Directions: Below is a listing to transcribe in full and exactly; keep the pictures out.

Stored data
☆ ☆ ☆ ☆ ☆

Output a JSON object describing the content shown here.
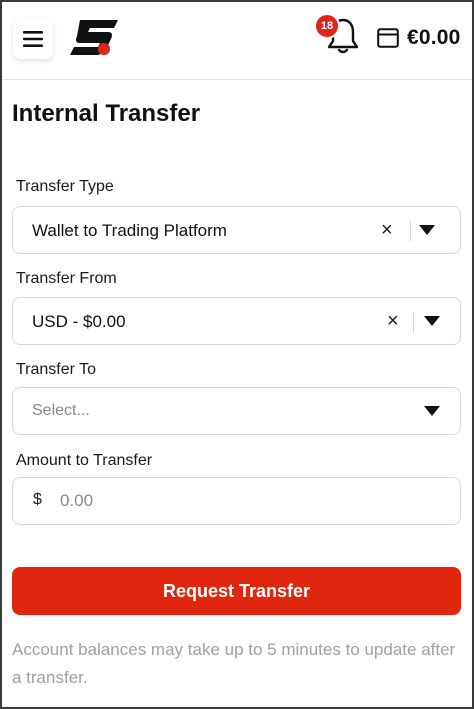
{
  "header": {
    "notification_count": "18",
    "balance": "€0.00",
    "brand_color": "#e0261a"
  },
  "page": {
    "title": "Internal Transfer"
  },
  "form": {
    "transfer_type": {
      "label": "Transfer Type",
      "value": "Wallet to Trading Platform",
      "clear": "×"
    },
    "transfer_from": {
      "label": "Transfer From",
      "value": "USD - $0.00",
      "clear": "×"
    },
    "transfer_to": {
      "label": "Transfer To",
      "placeholder": "Select..."
    },
    "amount": {
      "label": "Amount to Transfer",
      "currency": "$",
      "placeholder": "0.00"
    },
    "submit_label": "Request Transfer"
  },
  "note": "Account balances may take up to 5 minutes to update after a transfer.",
  "icons": [
    "hamburger-menu-icon",
    "brand-logo",
    "bell-icon",
    "wallet-icon",
    "close-icon",
    "chevron-down-icon"
  ]
}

☆ ☆ ☆ ☆ ☆

Right answer:
Output a JSON object describing the content shown here.
{
  "header": {
    "notification_count": "18",
    "balance": "€0.00",
    "brand_color": "#e0261a"
  },
  "page": {
    "title": "Internal Transfer"
  },
  "form": {
    "transfer_type": {
      "label": "Transfer Type",
      "value": "Wallet to Trading Platform",
      "clear": "×"
    },
    "transfer_from": {
      "label": "Transfer From",
      "value": "USD - $0.00",
      "clear": "×"
    },
    "transfer_to": {
      "label": "Transfer To",
      "placeholder": "Select..."
    },
    "amount": {
      "label": "Amount to Transfer",
      "currency": "$",
      "placeholder": "0.00"
    },
    "submit_label": "Request Transfer"
  },
  "note": "Account balances may take up to 5 minutes to update after a transfer.",
  "icons": [
    "hamburger-menu-icon",
    "brand-logo",
    "bell-icon",
    "wallet-icon",
    "close-icon",
    "chevron-down-icon"
  ]
}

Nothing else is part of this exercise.